_TASK PROMPT_
Pick out the lines containing "color".

(Rows from a figure dataset)
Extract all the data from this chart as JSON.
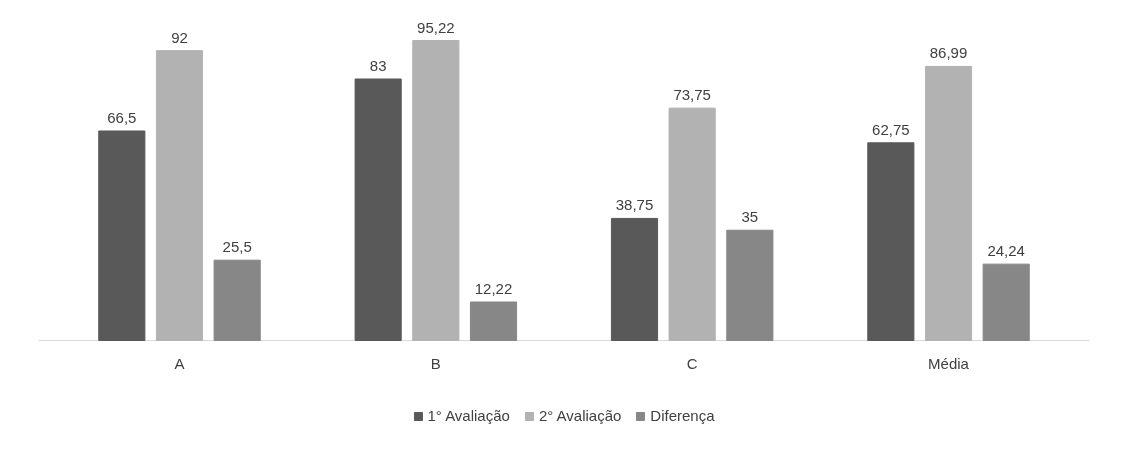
{
  "chart_data": {
    "type": "bar",
    "categories": [
      "A",
      "B",
      "C",
      "Média"
    ],
    "series": [
      {
        "name": "1° Avaliação",
        "color": "#595959",
        "values": [
          66.5,
          83,
          38.75,
          62.75
        ],
        "value_labels": [
          "66,5",
          "83",
          "38,75",
          "62,75"
        ]
      },
      {
        "name": "2° Avaliação",
        "color": "#b2b2b2",
        "values": [
          92,
          95.22,
          73.75,
          86.99
        ],
        "value_labels": [
          "92",
          "95,22",
          "73,75",
          "86,99"
        ]
      },
      {
        "name": "Diferença",
        "color": "#878787",
        "values": [
          25.5,
          12.22,
          35,
          24.24
        ],
        "value_labels": [
          "25,5",
          "12,22",
          "35",
          "24,24"
        ]
      }
    ],
    "legend": "bottom"
  }
}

_RESULT OF THE EXERCISE_
        "color": "#595959",
        "color": "#b2b2b2",
        "color": "#878787",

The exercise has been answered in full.